======== Extract to read

Laguerre-Freud Equations for the Generalized Charlier, Generalized Meixner and Gauss Hypergeometric Orthogonal Polynomials

TL;DR

This paper derives Laguerre-Freud equations for generalized Charlier, Meixner, and Gauss hypergeometric orthogonal polynomials, revealing connections to Painlevé equations and comparing with existing results.

Contribution

It provides new derivations of Laguerre-Freud relations for these polynomials and explores their differential equations, extending and comparing prior findings.

Findings

Laguerre-Freud relations for generalized Charlier and Meixner polynomials are derived.

Differential equations for recursion coefficients are identified as Painlevé type.

Differences with previous equations for Gauss hypergeometric polynomials are analyzed.

Abstract

The Cholesky factorization of the moment matrix is considered for the generalized Charlier, generalized Meixner, and Gauss hypergeometric discrete orthogonal polynomials. For the generalized Charlier, we present an alternative derivation of the Laguerre-Freud relations found by Smet and Van Assche. Third-order and second-order nonlinear ordinary differential equations are found for the recursion coefficient $\gamma_n$, that happen to be forms of the Painlev\'e $\text{deg-P}_{\text V}$ in disguise. Laguerre-Freud relations are also found for the generalized Meixner case, which are compared with those of Smet and Van Assche. Finally, the Gauss hypergeometric discrete orthogonal polynomials, also known as generalized Hahn of type I, are also studied. Laguerre-Freud equations are found, and the differences with the equations found by Dominici and by Filipuk and Van Assche are provided.

================
======== Raw data

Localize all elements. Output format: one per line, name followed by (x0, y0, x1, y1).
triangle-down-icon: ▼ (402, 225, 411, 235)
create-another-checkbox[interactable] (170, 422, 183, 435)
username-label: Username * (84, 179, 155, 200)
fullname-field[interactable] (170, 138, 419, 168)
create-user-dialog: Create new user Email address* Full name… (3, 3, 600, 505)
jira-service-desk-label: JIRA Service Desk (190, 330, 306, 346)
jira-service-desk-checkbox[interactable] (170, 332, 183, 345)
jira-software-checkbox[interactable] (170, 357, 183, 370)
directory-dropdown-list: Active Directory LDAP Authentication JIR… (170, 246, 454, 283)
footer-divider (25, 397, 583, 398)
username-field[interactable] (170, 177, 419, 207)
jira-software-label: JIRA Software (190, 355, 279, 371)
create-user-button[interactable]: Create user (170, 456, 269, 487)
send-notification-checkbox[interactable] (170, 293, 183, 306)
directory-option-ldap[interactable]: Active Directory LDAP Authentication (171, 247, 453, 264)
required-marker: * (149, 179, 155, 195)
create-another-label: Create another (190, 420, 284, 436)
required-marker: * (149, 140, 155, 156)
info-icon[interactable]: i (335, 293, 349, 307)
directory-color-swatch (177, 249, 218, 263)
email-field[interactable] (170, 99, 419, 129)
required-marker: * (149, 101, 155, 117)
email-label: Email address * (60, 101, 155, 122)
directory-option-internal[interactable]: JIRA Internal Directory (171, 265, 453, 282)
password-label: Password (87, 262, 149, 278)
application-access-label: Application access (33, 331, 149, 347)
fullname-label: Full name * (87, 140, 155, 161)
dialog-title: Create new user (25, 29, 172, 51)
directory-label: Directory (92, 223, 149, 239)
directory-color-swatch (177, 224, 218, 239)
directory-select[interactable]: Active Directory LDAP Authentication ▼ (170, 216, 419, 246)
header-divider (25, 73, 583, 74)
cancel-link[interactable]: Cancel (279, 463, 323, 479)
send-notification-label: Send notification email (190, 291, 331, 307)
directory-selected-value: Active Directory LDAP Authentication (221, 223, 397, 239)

================

Assignment: The paper summary's findings describe the differential equations for the recursion coefficients as being of Painlevé type. Based on the abstract, explain in one to three sentences why they are classed that way. Answer using only the paper summary.

Task response: The third-order and second-order nonlinear ordinary differential equations found for the recursion coefficient γn in the generalized Charlier case turn out to be forms of the Painlevé deg-P_V equation in disguise.